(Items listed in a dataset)
++++++++++++++++++++

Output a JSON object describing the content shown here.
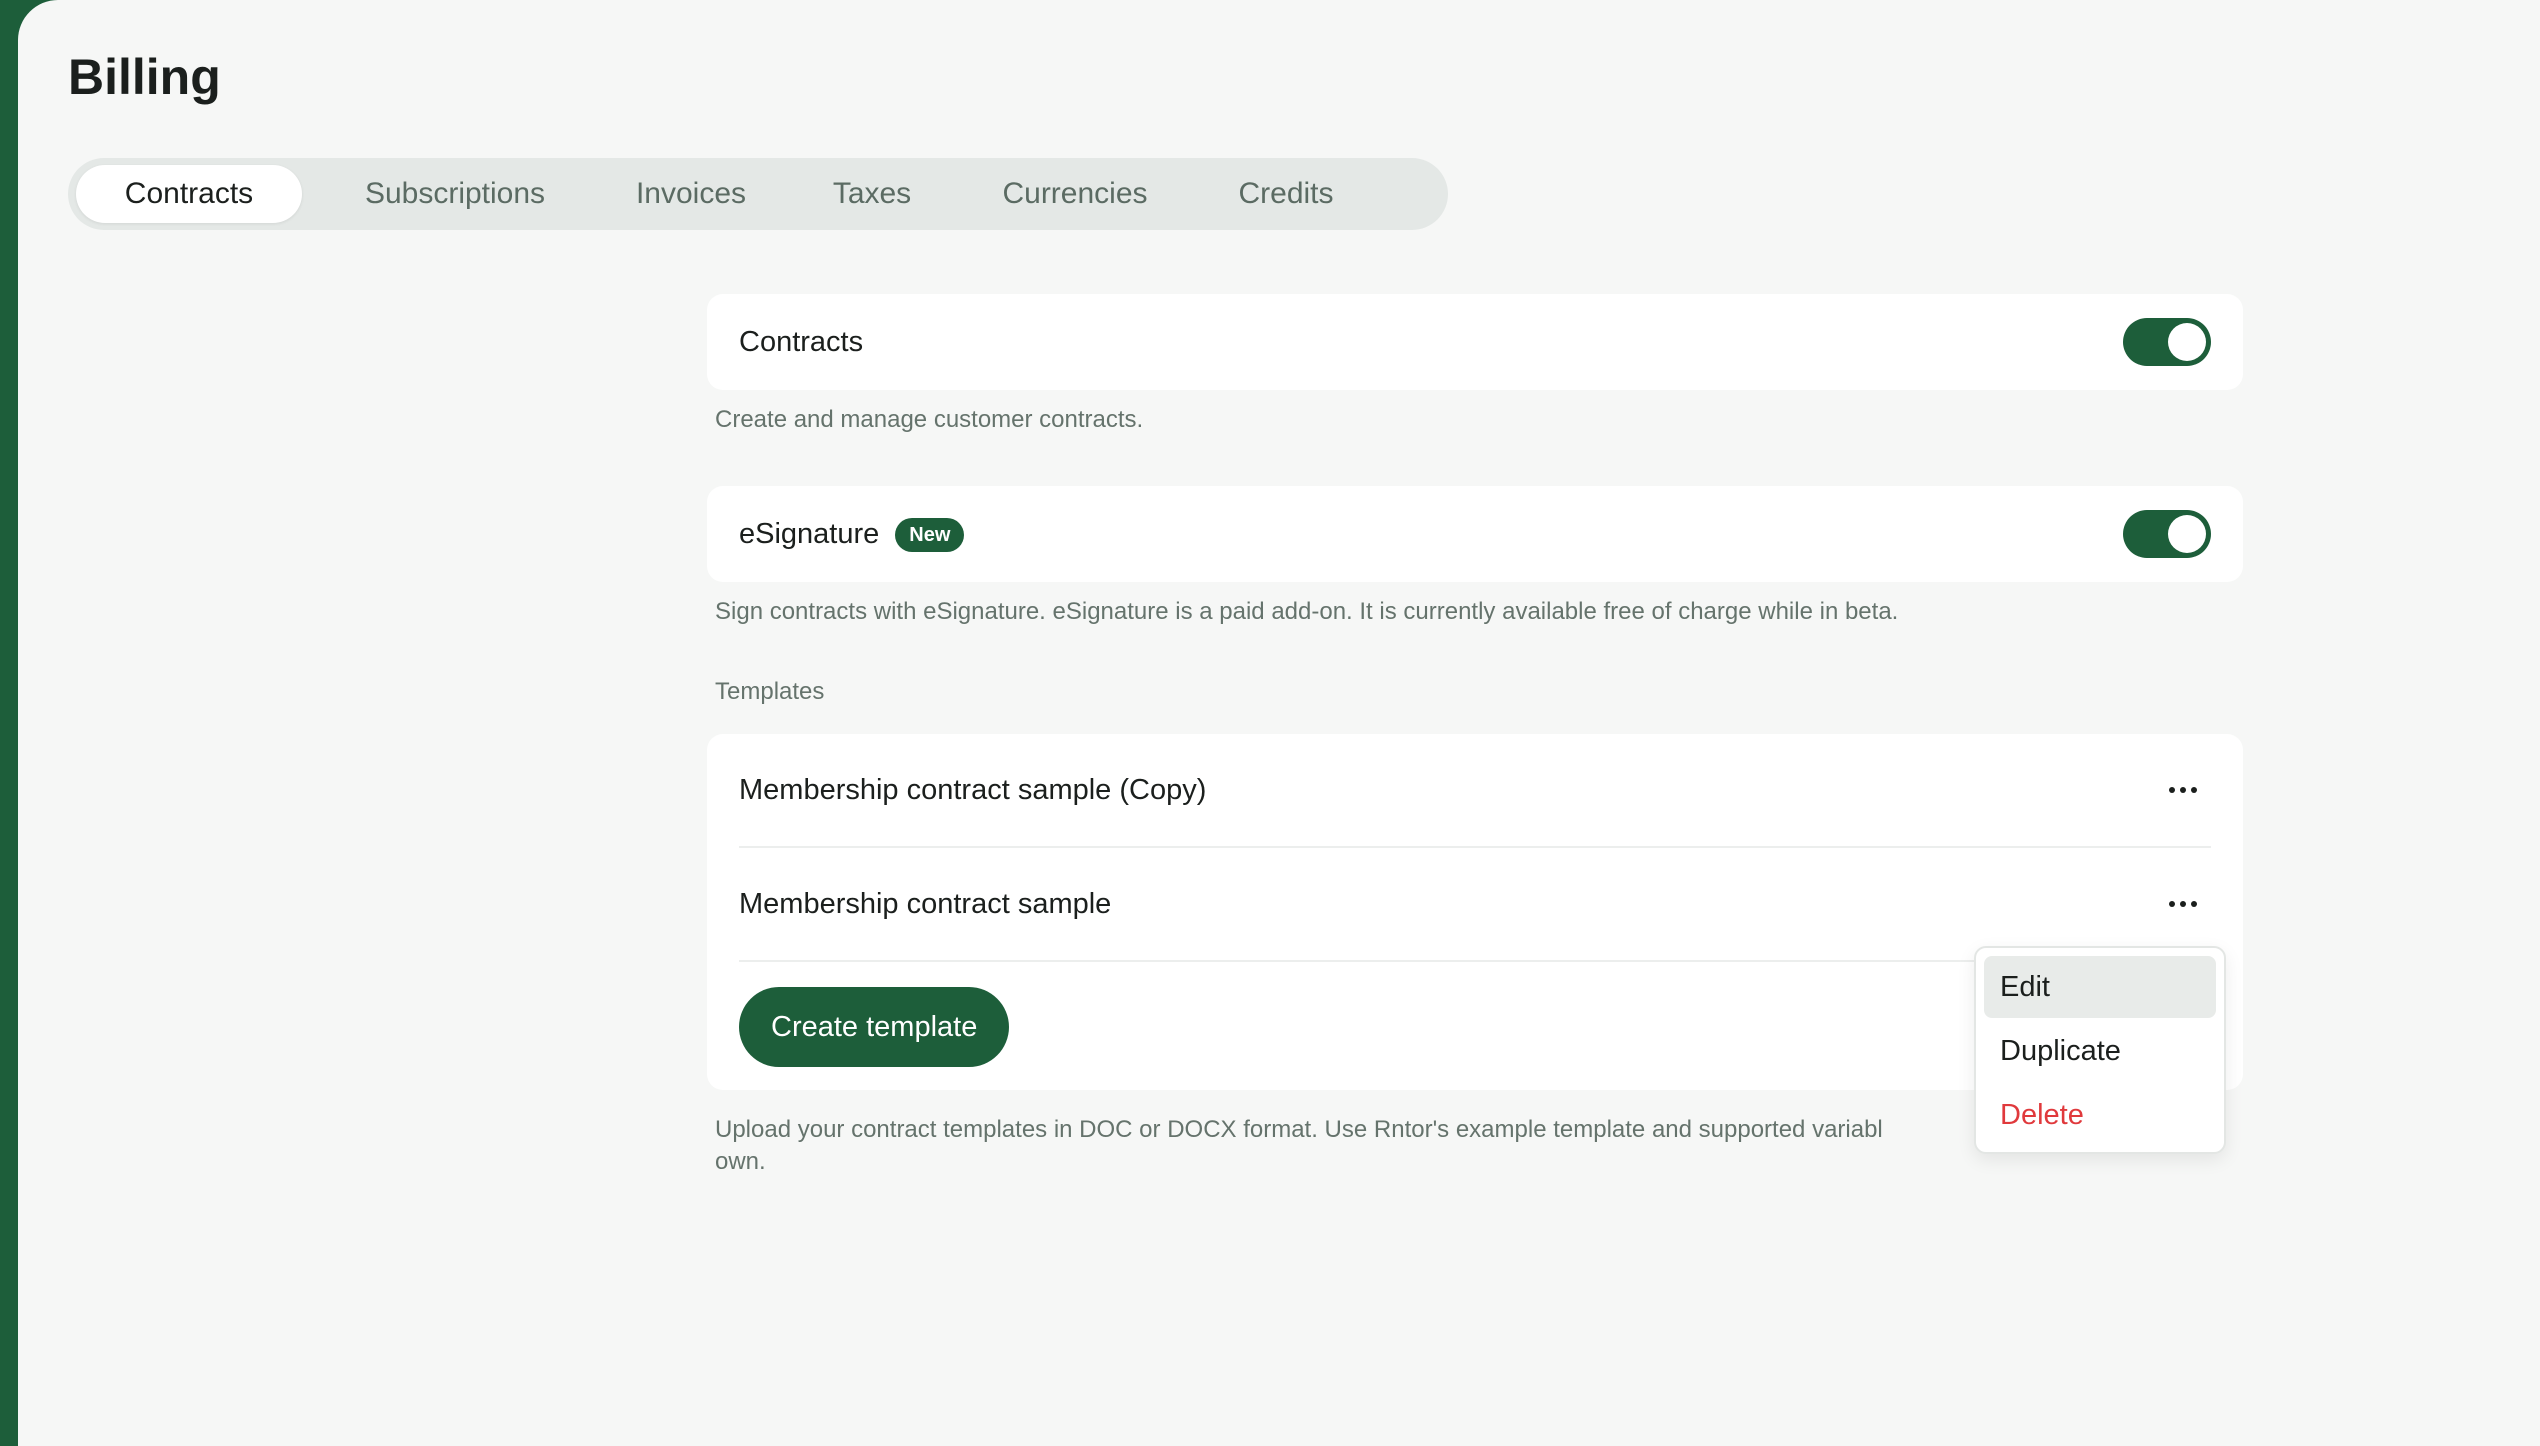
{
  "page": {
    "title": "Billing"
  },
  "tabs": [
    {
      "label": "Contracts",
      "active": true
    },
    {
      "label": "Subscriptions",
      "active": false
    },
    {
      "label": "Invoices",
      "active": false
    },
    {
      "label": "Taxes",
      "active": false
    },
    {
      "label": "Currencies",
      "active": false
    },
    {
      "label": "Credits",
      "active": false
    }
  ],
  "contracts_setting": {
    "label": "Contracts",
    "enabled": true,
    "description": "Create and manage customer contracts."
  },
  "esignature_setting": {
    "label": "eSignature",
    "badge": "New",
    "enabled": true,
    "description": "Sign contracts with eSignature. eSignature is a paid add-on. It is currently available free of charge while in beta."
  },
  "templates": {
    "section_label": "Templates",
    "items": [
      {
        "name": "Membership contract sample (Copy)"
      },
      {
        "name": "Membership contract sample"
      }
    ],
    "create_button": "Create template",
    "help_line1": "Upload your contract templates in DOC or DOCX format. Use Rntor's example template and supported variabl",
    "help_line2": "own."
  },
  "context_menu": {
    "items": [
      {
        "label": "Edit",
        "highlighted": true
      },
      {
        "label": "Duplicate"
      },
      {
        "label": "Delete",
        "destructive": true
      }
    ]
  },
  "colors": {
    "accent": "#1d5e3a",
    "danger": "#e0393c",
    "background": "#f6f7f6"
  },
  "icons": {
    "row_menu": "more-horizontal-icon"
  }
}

++++++++++++++++++++

▶ Job: Set the data above down again exactly as given, with no pictures.

▶ Response to the exercise:
Output a JSON object describing the content shown here.
{
  "page": {
    "title": "Billing"
  },
  "tabs": [
    {
      "label": "Contracts",
      "active": true
    },
    {
      "label": "Subscriptions",
      "active": false
    },
    {
      "label": "Invoices",
      "active": false
    },
    {
      "label": "Taxes",
      "active": false
    },
    {
      "label": "Currencies",
      "active": false
    },
    {
      "label": "Credits",
      "active": false
    }
  ],
  "contracts_setting": {
    "label": "Contracts",
    "enabled": true,
    "description": "Create and manage customer contracts."
  },
  "esignature_setting": {
    "label": "eSignature",
    "badge": "New",
    "enabled": true,
    "description": "Sign contracts with eSignature. eSignature is a paid add-on. It is currently available free of charge while in beta."
  },
  "templates": {
    "section_label": "Templates",
    "items": [
      {
        "name": "Membership contract sample (Copy)"
      },
      {
        "name": "Membership contract sample"
      }
    ],
    "create_button": "Create template",
    "help_line1": "Upload your contract templates in DOC or DOCX format. Use Rntor's example template and supported variabl",
    "help_line2": "own."
  },
  "context_menu": {
    "items": [
      {
        "label": "Edit",
        "highlighted": true
      },
      {
        "label": "Duplicate"
      },
      {
        "label": "Delete",
        "destructive": true
      }
    ]
  },
  "colors": {
    "accent": "#1d5e3a",
    "danger": "#e0393c",
    "background": "#f6f7f6"
  },
  "icons": {
    "row_menu": "more-horizontal-icon"
  }
}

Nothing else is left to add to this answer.